# GOAL
Reproduce the whole listing, character for character.

# RECORDS PROVIDED
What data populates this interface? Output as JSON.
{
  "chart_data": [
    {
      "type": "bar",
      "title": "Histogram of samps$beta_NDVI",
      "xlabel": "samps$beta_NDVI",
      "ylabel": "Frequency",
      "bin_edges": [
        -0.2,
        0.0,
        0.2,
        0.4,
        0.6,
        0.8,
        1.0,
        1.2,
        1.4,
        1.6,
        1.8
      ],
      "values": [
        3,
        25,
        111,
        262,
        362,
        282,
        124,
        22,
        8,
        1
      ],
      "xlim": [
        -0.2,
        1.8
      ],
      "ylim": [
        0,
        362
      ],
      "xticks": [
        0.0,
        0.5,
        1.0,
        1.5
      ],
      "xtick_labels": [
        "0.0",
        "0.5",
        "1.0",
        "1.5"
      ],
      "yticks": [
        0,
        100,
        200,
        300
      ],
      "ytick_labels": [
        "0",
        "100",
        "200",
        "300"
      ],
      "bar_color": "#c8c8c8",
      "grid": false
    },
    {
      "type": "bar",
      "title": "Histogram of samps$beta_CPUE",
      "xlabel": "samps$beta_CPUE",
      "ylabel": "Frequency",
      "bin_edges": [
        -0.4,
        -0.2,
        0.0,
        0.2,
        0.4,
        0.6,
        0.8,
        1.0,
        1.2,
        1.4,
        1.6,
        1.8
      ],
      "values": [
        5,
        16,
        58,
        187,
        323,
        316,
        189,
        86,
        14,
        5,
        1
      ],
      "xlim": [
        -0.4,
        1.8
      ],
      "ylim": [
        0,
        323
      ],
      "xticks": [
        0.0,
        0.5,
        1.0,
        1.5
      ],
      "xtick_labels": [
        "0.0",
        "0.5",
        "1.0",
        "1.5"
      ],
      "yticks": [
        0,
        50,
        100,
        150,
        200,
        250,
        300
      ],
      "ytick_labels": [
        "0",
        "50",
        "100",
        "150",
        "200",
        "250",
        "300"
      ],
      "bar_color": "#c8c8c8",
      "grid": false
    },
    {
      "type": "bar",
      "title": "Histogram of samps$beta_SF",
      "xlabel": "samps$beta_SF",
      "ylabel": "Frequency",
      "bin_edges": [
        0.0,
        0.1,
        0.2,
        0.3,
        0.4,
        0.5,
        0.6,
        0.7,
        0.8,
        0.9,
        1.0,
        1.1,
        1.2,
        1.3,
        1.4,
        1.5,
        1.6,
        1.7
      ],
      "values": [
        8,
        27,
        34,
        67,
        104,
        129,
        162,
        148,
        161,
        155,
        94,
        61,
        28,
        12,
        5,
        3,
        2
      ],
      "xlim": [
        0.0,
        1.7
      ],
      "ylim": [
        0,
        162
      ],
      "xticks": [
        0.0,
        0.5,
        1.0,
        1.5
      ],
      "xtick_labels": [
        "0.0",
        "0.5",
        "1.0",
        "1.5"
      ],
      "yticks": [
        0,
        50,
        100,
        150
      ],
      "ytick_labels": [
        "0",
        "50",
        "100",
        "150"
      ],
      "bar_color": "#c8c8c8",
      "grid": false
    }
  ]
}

# REPLY TO THE EXERCISE
What data populates this interface? Output as JSON.
{
  "chart_data": [
    {
      "type": "bar",
      "title": "Histogram of samps$beta_NDVI",
      "xlabel": "samps$beta_NDVI",
      "ylabel": "Frequency",
      "bin_edges": [
        -0.2,
        0.0,
        0.2,
        0.4,
        0.6,
        0.8,
        1.0,
        1.2,
        1.4,
        1.6,
        1.8
      ],
      "values": [
        3,
        25,
        111,
        262,
        362,
        282,
        124,
        22,
        8,
        1
      ],
      "xlim": [
        -0.2,
        1.8
      ],
      "ylim": [
        0,
        362
      ],
      "xticks": [
        0.0,
        0.5,
        1.0,
        1.5
      ],
      "xtick_labels": [
        "0.0",
        "0.5",
        "1.0",
        "1.5"
      ],
      "yticks": [
        0,
        100,
        200,
        300
      ],
      "ytick_labels": [
        "0",
        "100",
        "200",
        "300"
      ],
      "bar_color": "#c8c8c8",
      "grid": false
    },
    {
      "type": "bar",
      "title": "Histogram of samps$beta_CPUE",
      "xlabel": "samps$beta_CPUE",
      "ylabel": "Frequency",
      "bin_edges": [
        -0.4,
        -0.2,
        0.0,
        0.2,
        0.4,
        0.6,
        0.8,
        1.0,
        1.2,
        1.4,
        1.6,
        1.8
      ],
      "values": [
        5,
        16,
        58,
        187,
        323,
        316,
        189,
        86,
        14,
        5,
        1
      ],
      "xlim": [
        -0.4,
        1.8
      ],
      "ylim": [
        0,
        323
      ],
      "xticks": [
        0.0,
        0.5,
        1.0,
        1.5
      ],
      "xtick_labels": [
        "0.0",
        "0.5",
        "1.0",
        "1.5"
      ],
      "yticks": [
        0,
        50,
        100,
        150,
        200,
        250,
        300
      ],
      "ytick_labels": [
        "0",
        "50",
        "100",
        "150",
        "200",
        "250",
        "300"
      ],
      "bar_color": "#c8c8c8",
      "grid": false
    },
    {
      "type": "bar",
      "title": "Histogram of samps$beta_SF",
      "xlabel": "samps$beta_SF",
      "ylabel": "Frequency",
      "bin_edges": [
        0.0,
        0.1,
        0.2,
        0.3,
        0.4,
        0.5,
        0.6,
        0.7,
        0.8,
        0.9,
        1.0,
        1.1,
        1.2,
        1.3,
        1.4,
        1.5,
        1.6,
        1.7
      ],
      "values": [
        8,
        27,
        34,
        67,
        104,
        129,
        162,
        148,
        161,
        155,
        94,
        61,
        28,
        12,
        5,
        3,
        2
      ],
      "xlim": [
        0.0,
        1.7
      ],
      "ylim": [
        0,
        162
      ],
      "xticks": [
        0.0,
        0.5,
        1.0,
        1.5
      ],
      "xtick_labels": [
        "0.0",
        "0.5",
        "1.0",
        "1.5"
      ],
      "yticks": [
        0,
        50,
        100,
        150
      ],
      "ytick_labels": [
        "0",
        "50",
        "100",
        "150"
      ],
      "bar_color": "#c8c8c8",
      "grid": false
    }
  ]
}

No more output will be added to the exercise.